# Exercise brief:
In the entries below, count every line with the word "auch". Return only the count.

# Records for the exercise:
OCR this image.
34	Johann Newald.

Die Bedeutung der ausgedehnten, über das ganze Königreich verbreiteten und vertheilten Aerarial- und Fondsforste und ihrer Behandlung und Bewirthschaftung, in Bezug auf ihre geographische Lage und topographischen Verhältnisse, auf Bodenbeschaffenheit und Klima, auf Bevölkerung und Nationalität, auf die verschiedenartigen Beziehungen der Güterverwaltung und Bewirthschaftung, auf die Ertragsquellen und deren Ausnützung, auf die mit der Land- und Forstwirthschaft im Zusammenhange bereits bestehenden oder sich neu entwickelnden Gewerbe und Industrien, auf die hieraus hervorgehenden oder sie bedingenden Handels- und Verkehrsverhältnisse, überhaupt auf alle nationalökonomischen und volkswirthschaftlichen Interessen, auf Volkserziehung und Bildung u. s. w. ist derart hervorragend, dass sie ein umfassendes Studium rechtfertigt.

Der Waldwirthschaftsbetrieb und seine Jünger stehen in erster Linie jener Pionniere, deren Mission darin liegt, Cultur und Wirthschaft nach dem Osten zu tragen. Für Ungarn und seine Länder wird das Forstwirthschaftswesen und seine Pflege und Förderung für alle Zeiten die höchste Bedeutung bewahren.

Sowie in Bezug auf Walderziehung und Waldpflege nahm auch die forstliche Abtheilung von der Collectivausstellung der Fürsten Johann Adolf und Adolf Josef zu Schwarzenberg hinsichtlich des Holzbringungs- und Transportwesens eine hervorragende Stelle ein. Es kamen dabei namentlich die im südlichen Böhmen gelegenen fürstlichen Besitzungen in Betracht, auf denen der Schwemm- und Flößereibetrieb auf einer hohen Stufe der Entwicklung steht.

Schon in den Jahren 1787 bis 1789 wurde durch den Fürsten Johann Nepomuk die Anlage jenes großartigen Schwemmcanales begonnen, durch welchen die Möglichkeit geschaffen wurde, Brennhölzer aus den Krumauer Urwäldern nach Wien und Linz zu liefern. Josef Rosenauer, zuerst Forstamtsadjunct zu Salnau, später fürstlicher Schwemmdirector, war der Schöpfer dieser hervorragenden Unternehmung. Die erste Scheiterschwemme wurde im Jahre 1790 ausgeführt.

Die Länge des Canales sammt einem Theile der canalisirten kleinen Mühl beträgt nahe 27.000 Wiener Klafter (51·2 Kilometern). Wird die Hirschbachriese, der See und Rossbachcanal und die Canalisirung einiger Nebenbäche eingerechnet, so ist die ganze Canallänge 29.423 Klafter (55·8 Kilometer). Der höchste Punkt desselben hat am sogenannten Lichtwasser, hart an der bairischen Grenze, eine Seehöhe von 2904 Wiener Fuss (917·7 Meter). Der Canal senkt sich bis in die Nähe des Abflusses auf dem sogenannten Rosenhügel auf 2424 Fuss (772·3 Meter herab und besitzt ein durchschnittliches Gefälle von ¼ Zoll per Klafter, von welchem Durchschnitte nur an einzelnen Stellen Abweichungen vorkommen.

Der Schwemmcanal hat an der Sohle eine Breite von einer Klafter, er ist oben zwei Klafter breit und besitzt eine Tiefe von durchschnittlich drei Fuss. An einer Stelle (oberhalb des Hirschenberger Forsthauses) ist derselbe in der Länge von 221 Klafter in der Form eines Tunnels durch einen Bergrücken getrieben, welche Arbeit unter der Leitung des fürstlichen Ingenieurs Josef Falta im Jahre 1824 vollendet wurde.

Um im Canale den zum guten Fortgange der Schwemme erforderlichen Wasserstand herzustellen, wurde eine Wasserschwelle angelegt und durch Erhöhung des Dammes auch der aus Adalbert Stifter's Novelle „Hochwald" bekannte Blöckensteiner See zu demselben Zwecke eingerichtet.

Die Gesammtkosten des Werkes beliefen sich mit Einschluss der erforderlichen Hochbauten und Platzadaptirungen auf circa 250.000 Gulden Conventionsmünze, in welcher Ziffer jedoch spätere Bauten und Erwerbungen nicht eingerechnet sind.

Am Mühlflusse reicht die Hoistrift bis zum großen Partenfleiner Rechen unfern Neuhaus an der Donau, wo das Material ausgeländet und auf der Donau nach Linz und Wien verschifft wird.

# Output for this task:
2